Goal | Exact repetition of every entry is required.

Given data |

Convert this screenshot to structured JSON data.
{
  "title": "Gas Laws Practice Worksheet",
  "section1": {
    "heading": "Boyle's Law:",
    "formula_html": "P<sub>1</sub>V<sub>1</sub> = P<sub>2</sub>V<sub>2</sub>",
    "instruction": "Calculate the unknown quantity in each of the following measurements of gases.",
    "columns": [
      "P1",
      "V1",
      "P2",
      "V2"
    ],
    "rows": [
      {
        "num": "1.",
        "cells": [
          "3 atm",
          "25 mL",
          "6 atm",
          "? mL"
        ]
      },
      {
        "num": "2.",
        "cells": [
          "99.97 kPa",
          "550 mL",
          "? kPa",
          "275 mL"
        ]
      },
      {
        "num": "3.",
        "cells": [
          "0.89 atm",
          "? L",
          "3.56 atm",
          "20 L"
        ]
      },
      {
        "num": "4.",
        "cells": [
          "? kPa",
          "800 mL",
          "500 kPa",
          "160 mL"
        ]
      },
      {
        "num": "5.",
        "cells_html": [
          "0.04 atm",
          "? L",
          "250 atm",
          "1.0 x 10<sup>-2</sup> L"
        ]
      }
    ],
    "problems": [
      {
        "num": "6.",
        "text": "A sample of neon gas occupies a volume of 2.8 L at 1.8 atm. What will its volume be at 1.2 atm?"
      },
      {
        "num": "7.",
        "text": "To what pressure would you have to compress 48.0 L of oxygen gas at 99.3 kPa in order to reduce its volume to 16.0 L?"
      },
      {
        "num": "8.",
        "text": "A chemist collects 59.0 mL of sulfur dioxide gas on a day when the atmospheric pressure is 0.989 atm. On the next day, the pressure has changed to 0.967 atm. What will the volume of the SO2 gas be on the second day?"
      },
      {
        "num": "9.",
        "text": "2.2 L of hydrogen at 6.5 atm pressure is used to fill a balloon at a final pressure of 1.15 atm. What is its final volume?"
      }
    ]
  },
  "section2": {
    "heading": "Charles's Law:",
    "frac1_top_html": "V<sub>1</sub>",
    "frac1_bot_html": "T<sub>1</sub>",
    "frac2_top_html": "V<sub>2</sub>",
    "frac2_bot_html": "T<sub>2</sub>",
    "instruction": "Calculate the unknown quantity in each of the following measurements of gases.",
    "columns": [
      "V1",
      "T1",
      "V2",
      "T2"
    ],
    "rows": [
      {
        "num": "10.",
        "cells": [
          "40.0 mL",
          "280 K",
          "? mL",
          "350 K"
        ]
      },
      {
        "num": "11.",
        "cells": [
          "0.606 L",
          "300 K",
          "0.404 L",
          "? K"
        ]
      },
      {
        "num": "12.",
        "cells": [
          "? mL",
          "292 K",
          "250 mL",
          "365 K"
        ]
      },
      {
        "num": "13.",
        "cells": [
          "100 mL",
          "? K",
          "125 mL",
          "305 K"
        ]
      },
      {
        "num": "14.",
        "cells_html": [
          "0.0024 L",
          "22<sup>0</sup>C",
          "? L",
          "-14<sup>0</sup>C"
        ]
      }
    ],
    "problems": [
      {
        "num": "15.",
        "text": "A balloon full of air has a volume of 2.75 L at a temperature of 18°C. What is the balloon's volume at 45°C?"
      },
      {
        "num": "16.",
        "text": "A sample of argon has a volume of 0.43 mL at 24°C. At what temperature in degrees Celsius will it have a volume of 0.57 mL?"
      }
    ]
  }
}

Final answer |
Convert this screenshot to structured JSON data.
{
  "title": "Gas Laws Practice Worksheet",
  "section1": {
    "heading": "Boyle's Law:",
    "formula_html": "P<sub>1</sub>V<sub>1</sub> = P<sub>2</sub>V<sub>2</sub>",
    "instruction": "Calculate the unknown quantity in each of the following measurements of gases.",
    "columns": [
      "P1",
      "V1",
      "P2",
      "V2"
    ],
    "rows": [
      {
        "num": "1.",
        "cells": [
          "3 atm",
          "25 mL",
          "6 atm",
          "? mL"
        ]
      },
      {
        "num": "2.",
        "cells": [
          "99.97 kPa",
          "550 mL",
          "? kPa",
          "275 mL"
        ]
      },
      {
        "num": "3.",
        "cells": [
          "0.89 atm",
          "? L",
          "3.56 atm",
          "20 L"
        ]
      },
      {
        "num": "4.",
        "cells": [
          "? kPa",
          "800 mL",
          "500 kPa",
          "160 mL"
        ]
      },
      {
        "num": "5.",
        "cells_html": [
          "0.04 atm",
          "? L",
          "250 atm",
          "1.0 x 10<sup>-2</sup> L"
        ]
      }
    ],
    "problems": [
      {
        "num": "6.",
        "text": "A sample of neon gas occupies a volume of 2.8 L at 1.8 atm. What will its volume be at 1.2 atm?"
      },
      {
        "num": "7.",
        "text": "To what pressure would you have to compress 48.0 L of oxygen gas at 99.3 kPa in order to reduce its volume to 16.0 L?"
      },
      {
        "num": "8.",
        "text": "A chemist collects 59.0 mL of sulfur dioxide gas on a day when the atmospheric pressure is 0.989 atm. On the next day, the pressure has changed to 0.967 atm. What will the volume of the SO2 gas be on the second day?"
      },
      {
        "num": "9.",
        "text": "2.2 L of hydrogen at 6.5 atm pressure is used to fill a balloon at a final pressure of 1.15 atm. What is its final volume?"
      }
    ]
  },
  "section2": {
    "heading": "Charles's Law:",
    "frac1_top_html": "V<sub>1</sub>",
    "frac1_bot_html": "T<sub>1</sub>",
    "frac2_top_html": "V<sub>2</sub>",
    "frac2_bot_html": "T<sub>2</sub>",
    "instruction": "Calculate the unknown quantity in each of the following measurements of gases.",
    "columns": [
      "V1",
      "T1",
      "V2",
      "T2"
    ],
    "rows": [
      {
        "num": "10.",
        "cells": [
          "40.0 mL",
          "280 K",
          "? mL",
          "350 K"
        ]
      },
      {
        "num": "11.",
        "cells": [
          "0.606 L",
          "300 K",
          "0.404 L",
          "? K"
        ]
      },
      {
        "num": "12.",
        "cells": [
          "? mL",
          "292 K",
          "250 mL",
          "365 K"
        ]
      },
      {
        "num": "13.",
        "cells": [
          "100 mL",
          "? K",
          "125 mL",
          "305 K"
        ]
      },
      {
        "num": "14.",
        "cells_html": [
          "0.0024 L",
          "22<sup>0</sup>C",
          "? L",
          "-14<sup>0</sup>C"
        ]
      }
    ],
    "problems": [
      {
        "num": "15.",
        "text": "A balloon full of air has a volume of 2.75 L at a temperature of 18°C. What is the balloon's volume at 45°C?"
      },
      {
        "num": "16.",
        "text": "A sample of argon has a volume of 0.43 mL at 24°C. At what temperature in degrees Celsius will it have a volume of 0.57 mL?"
      }
    ]
  }
}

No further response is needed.